Data excerpts:

▽

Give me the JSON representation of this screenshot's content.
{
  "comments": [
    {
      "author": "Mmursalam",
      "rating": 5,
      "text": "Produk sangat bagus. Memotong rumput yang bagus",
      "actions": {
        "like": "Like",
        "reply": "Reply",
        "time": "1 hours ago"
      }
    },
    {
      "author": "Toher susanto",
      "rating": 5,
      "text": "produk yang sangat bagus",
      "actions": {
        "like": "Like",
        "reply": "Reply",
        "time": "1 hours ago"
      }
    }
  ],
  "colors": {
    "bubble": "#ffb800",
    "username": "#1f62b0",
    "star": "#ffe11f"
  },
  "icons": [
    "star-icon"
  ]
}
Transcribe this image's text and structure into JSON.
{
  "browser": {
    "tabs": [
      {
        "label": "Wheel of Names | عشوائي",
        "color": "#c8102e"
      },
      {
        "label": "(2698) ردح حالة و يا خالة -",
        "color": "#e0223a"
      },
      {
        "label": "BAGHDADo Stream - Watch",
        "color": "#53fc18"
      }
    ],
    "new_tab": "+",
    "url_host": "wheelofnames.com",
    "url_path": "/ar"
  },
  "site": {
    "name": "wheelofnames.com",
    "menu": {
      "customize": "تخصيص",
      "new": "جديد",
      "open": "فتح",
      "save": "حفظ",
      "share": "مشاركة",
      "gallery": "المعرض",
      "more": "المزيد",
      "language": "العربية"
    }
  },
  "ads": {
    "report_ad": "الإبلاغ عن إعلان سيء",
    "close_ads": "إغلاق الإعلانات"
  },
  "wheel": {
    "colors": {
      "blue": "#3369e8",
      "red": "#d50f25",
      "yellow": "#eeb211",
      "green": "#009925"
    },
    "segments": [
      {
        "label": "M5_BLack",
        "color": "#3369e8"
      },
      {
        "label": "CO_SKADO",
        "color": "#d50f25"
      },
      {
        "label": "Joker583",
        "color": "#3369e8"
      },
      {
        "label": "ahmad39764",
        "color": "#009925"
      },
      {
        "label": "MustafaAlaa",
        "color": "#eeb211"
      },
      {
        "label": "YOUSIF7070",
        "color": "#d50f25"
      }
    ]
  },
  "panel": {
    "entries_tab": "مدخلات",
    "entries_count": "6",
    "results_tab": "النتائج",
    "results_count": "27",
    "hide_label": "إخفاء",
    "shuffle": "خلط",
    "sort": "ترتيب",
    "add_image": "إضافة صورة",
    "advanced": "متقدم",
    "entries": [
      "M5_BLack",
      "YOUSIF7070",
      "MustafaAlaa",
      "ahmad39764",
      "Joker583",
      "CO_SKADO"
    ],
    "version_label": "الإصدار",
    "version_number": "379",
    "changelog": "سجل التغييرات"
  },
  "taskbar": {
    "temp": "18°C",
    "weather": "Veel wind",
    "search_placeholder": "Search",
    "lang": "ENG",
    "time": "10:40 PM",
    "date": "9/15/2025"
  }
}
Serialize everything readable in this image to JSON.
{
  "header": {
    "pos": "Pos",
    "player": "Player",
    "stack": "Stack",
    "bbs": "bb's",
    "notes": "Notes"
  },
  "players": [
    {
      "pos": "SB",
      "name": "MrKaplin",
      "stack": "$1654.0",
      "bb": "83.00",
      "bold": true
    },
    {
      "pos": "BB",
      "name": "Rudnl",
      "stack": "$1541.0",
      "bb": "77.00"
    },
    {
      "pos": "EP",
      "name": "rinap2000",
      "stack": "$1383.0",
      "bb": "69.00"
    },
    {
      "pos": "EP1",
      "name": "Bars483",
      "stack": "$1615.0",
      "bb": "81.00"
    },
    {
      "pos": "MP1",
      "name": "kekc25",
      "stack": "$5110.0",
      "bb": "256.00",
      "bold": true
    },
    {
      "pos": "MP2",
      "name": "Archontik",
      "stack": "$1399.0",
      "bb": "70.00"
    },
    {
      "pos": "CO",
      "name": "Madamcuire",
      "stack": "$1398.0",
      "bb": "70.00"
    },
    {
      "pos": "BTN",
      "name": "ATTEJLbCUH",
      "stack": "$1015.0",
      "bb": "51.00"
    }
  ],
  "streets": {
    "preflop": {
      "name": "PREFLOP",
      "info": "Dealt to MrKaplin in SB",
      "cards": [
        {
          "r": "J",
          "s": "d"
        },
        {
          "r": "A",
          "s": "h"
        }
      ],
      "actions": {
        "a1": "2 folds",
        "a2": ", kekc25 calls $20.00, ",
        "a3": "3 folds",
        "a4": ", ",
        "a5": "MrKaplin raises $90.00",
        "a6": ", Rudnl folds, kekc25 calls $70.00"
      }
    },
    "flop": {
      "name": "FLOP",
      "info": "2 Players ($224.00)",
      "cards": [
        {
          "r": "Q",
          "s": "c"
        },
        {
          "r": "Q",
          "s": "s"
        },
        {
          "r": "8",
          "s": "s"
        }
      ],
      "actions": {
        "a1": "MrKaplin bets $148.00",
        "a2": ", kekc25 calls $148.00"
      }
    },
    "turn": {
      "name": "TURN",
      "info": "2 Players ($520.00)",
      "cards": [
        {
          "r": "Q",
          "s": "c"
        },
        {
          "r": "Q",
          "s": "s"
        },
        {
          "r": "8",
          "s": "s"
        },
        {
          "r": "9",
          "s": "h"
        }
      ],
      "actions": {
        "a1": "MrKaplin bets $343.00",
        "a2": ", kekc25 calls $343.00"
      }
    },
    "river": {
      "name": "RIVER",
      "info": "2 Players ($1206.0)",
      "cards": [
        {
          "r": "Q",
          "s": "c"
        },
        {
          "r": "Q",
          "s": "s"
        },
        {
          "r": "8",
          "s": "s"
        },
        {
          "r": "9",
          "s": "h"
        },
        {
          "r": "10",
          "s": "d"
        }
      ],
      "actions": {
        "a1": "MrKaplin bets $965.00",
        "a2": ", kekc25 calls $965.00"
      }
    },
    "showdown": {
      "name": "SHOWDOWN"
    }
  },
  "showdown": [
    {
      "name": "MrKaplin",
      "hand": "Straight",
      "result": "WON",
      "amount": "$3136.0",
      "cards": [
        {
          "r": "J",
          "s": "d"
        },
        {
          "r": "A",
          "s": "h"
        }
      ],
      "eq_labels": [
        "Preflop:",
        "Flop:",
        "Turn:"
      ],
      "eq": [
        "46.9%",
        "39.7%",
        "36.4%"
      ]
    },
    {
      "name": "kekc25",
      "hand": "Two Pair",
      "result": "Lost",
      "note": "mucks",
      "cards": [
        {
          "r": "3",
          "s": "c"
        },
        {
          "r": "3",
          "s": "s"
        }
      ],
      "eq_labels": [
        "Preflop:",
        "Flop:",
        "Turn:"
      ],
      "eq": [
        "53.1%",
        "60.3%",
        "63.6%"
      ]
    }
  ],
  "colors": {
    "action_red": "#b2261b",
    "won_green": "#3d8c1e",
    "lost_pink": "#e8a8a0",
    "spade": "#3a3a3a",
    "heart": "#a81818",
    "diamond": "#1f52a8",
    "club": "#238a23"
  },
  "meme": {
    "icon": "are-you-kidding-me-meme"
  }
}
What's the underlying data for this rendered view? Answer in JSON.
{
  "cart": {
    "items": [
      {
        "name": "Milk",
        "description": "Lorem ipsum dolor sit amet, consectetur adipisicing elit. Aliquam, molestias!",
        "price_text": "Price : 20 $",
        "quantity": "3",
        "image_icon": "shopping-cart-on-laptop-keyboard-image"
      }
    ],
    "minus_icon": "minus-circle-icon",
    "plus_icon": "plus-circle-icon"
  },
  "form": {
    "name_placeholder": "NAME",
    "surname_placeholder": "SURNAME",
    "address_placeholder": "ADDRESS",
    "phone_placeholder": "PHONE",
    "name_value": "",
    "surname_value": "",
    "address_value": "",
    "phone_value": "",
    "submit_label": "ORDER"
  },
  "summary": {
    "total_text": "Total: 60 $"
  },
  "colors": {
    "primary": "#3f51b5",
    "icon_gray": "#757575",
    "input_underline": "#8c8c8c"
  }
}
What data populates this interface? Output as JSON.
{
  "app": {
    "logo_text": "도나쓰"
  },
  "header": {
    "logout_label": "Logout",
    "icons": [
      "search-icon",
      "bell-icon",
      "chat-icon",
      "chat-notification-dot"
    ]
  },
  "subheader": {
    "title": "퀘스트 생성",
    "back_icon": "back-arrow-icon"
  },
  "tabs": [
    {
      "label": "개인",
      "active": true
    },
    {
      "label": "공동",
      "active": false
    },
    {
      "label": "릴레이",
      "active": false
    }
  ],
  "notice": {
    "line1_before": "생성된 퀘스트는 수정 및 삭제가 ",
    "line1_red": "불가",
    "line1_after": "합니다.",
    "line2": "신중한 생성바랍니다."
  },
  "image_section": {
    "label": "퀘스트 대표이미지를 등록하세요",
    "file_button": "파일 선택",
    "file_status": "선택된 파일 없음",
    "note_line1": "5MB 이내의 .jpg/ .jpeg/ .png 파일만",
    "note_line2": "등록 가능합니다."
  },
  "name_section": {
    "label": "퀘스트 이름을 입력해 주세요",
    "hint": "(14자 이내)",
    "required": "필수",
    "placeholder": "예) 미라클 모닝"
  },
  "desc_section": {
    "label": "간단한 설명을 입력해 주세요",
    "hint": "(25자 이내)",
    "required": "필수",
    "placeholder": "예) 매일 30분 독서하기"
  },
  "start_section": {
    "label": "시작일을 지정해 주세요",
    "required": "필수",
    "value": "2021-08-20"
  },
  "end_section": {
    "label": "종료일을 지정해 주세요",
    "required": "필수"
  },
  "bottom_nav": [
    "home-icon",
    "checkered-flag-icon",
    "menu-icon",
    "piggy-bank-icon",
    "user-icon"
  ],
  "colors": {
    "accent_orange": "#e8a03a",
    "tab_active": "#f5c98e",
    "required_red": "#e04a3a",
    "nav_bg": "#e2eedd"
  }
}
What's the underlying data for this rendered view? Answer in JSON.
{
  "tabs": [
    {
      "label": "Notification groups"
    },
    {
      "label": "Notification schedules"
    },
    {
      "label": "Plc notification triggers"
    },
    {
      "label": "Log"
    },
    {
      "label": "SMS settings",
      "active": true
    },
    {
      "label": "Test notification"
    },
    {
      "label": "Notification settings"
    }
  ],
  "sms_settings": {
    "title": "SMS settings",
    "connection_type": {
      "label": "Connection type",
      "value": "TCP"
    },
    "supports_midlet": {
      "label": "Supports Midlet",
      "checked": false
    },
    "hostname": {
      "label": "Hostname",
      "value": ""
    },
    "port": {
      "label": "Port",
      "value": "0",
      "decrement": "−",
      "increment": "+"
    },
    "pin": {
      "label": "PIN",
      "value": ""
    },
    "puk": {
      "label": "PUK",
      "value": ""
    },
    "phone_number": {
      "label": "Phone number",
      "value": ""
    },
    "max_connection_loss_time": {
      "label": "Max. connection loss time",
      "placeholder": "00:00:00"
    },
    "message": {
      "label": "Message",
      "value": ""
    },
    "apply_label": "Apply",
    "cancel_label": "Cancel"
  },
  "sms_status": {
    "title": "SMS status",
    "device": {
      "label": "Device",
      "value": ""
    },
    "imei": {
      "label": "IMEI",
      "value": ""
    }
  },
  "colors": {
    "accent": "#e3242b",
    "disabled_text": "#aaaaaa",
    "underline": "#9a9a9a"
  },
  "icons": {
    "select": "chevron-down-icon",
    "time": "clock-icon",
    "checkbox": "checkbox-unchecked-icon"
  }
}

△

STATED EXERCISE:
Leave out every line without the string "this" and copy the rest.

EXERCISE RESPONSE:
Give me the JSON representation of this screenshot's content.
Transcribe this image's text and structure into JSON.
Serialize everything readable in this image to JSON.
What's the underlying data for this rendered view? Answer in JSON.
What data populates this interface? Output as JSON.
What's the underlying data for this rendered view? Answer in JSON.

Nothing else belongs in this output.